__Material for the task__
_____

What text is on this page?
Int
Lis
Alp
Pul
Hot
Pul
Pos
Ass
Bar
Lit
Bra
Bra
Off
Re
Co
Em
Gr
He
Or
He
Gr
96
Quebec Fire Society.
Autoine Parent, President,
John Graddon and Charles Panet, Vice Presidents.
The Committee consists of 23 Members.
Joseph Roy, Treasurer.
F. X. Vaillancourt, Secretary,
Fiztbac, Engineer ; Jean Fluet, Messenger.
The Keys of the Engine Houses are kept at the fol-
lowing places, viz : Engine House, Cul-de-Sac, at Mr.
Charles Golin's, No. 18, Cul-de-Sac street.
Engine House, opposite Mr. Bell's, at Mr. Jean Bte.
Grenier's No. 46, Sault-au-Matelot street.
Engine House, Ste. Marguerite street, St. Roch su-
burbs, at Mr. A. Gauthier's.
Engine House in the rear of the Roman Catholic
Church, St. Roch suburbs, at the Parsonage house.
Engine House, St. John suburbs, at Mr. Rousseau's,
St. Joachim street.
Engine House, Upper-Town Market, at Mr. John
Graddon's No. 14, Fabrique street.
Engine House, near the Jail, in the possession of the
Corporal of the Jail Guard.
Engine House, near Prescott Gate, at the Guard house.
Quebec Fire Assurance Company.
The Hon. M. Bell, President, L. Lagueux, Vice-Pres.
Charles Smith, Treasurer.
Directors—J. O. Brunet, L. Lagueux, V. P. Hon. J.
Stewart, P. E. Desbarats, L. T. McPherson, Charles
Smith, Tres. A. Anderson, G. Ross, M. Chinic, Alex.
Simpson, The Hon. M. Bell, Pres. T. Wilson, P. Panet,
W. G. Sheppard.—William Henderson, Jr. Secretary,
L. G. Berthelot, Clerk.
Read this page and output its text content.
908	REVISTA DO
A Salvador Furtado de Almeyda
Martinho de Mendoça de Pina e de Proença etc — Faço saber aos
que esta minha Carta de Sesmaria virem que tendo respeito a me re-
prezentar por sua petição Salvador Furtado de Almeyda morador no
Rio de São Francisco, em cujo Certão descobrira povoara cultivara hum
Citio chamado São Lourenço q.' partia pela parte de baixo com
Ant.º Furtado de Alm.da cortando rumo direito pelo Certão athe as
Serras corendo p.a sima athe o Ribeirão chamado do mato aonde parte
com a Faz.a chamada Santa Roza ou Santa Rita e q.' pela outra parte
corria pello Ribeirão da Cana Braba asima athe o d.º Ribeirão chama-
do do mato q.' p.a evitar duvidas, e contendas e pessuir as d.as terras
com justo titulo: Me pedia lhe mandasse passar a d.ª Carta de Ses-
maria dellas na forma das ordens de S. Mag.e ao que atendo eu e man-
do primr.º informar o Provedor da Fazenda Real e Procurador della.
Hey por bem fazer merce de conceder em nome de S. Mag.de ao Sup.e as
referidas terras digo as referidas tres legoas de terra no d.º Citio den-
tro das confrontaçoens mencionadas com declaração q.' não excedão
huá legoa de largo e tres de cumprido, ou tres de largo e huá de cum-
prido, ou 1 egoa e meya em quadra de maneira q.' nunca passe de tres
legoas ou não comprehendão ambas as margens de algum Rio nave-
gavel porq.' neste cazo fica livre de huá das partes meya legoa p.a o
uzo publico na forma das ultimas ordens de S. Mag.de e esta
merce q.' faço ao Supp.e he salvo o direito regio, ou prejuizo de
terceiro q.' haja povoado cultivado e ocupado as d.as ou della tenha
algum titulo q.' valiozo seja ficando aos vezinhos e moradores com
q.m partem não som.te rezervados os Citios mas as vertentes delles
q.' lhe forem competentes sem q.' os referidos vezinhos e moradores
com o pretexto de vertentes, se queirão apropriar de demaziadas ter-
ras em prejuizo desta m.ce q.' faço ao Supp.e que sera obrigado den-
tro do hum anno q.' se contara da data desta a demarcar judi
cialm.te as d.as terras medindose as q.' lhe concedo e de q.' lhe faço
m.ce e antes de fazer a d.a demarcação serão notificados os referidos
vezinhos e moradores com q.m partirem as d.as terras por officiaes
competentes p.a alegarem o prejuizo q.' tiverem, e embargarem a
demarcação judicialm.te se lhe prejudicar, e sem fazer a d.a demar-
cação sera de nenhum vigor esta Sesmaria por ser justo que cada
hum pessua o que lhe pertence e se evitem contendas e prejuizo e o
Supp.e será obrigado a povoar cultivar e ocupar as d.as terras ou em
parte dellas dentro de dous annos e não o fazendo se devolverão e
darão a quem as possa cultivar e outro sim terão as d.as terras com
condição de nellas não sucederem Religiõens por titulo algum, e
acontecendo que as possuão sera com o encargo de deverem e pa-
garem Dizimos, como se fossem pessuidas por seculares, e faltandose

_____

__To do__
Repeat the material in full, exactly as it stands.

__Correct result__
What text is on this page?
Int
Lis
Alp
Pul
Hot
Pul
Pos
Ass
Bar
Lit
Bra
Bra
Off
Re
Co
Em
Gr
He
Or
He
Gr
96
Quebec Fire Society.
Autoine Parent, President,
John Graddon and Charles Panet, Vice Presidents.
The Committee consists of 23 Members.
Joseph Roy, Treasurer.
F. X. Vaillancourt, Secretary,
Fiztbac, Engineer ; Jean Fluet, Messenger.
The Keys of the Engine Houses are kept at the fol-
lowing places, viz : Engine House, Cul-de-Sac, at Mr.
Charles Golin's, No. 18, Cul-de-Sac street.
Engine House, opposite Mr. Bell's, at Mr. Jean Bte.
Grenier's No. 46, Sault-au-Matelot street.
Engine House, Ste. Marguerite street, St. Roch su-
burbs, at Mr. A. Gauthier's.
Engine House in the rear of the Roman Catholic
Church, St. Roch suburbs, at the Parsonage house.
Engine House, St. John suburbs, at Mr. Rousseau's,
St. Joachim street.
Engine House, Upper-Town Market, at Mr. John
Graddon's No. 14, Fabrique street.
Engine House, near the Jail, in the possession of the
Corporal of the Jail Guard.
Engine House, near Prescott Gate, at the Guard house.
Quebec Fire Assurance Company.
The Hon. M. Bell, President, L. Lagueux, Vice-Pres.
Charles Smith, Treasurer.
Directors—J. O. Brunet, L. Lagueux, V. P. Hon. J.
Stewart, P. E. Desbarats, L. T. McPherson, Charles
Smith, Tres. A. Anderson, G. Ross, M. Chinic, Alex.
Simpson, The Hon. M. Bell, Pres. T. Wilson, P. Panet,
W. G. Sheppard.—William Henderson, Jr. Secretary,
L. G. Berthelot, Clerk.
Read this page and output its text content.
908	REVISTA DO
A Salvador Furtado de Almeyda
Martinho de Mendoça de Pina e de Proença etc — Faço saber aos
que esta minha Carta de Sesmaria virem que tendo respeito a me re-
prezentar por sua petição Salvador Furtado de Almeyda morador no
Rio de São Francisco, em cujo Certão descobrira povoara cultivara hum
Citio chamado São Lourenço q.' partia pela parte de baixo com
Ant.º Furtado de Alm.da cortando rumo direito pelo Certão athe as
Serras corendo p.a sima athe o Ribeirão chamado do mato aonde parte
com a Faz.a chamada Santa Roza ou Santa Rita e q.' pela outra parte
corria pello Ribeirão da Cana Braba asima athe o d.º Ribeirão chama-
do do mato q.' p.a evitar duvidas, e contendas e pessuir as d.as terras
com justo titulo: Me pedia lhe mandasse passar a d.ª Carta de Ses-
maria dellas na forma das ordens de S. Mag.e ao que atendo eu e man-
do primr.º informar o Provedor da Fazenda Real e Procurador della.
Hey por bem fazer merce de conceder em nome de S. Mag.de ao Sup.e as
referidas terras digo as referidas tres legoas de terra no d.º Citio den-
tro das confrontaçoens mencionadas com declaração q.' não excedão
huá legoa de largo e tres de cumprido, ou tres de largo e huá de cum-
prido, ou 1 egoa e meya em quadra de maneira q.' nunca passe de tres
legoas ou não comprehendão ambas as margens de algum Rio nave-
gavel porq.' neste cazo fica livre de huá das partes meya legoa p.a o
uzo publico na forma das ultimas ordens de S. Mag.de e esta
merce q.' faço ao Supp.e he salvo o direito regio, ou prejuizo de
terceiro q.' haja povoado cultivado e ocupado as d.as ou della tenha
algum titulo q.' valiozo seja ficando aos vezinhos e moradores com
q.m partem não som.te rezervados os Citios mas as vertentes delles
q.' lhe forem competentes sem q.' os referidos vezinhos e moradores
com o pretexto de vertentes, se queirão apropriar de demaziadas ter-
ras em prejuizo desta m.ce q.' faço ao Supp.e que sera obrigado den-
tro do hum anno q.' se contara da data desta a demarcar judi
cialm.te as d.as terras medindose as q.' lhe concedo e de q.' lhe faço
m.ce e antes de fazer a d.a demarcação serão notificados os referidos
vezinhos e moradores com q.m partirem as d.as terras por officiaes
competentes p.a alegarem o prejuizo q.' tiverem, e embargarem a
demarcação judicialm.te se lhe prejudicar, e sem fazer a d.a demar-
cação sera de nenhum vigor esta Sesmaria por ser justo que cada
hum pessua o que lhe pertence e se evitem contendas e prejuizo e o
Supp.e será obrigado a povoar cultivar e ocupar as d.as terras ou em
parte dellas dentro de dous annos e não o fazendo se devolverão e
darão a quem as possa cultivar e outro sim terão as d.as terras com
condição de nellas não sucederem Religiõens por titulo algum, e
acontecendo que as possuão sera com o encargo de deverem e pa-
garem Dizimos, como se fossem pessuidas por seculares, e faltandose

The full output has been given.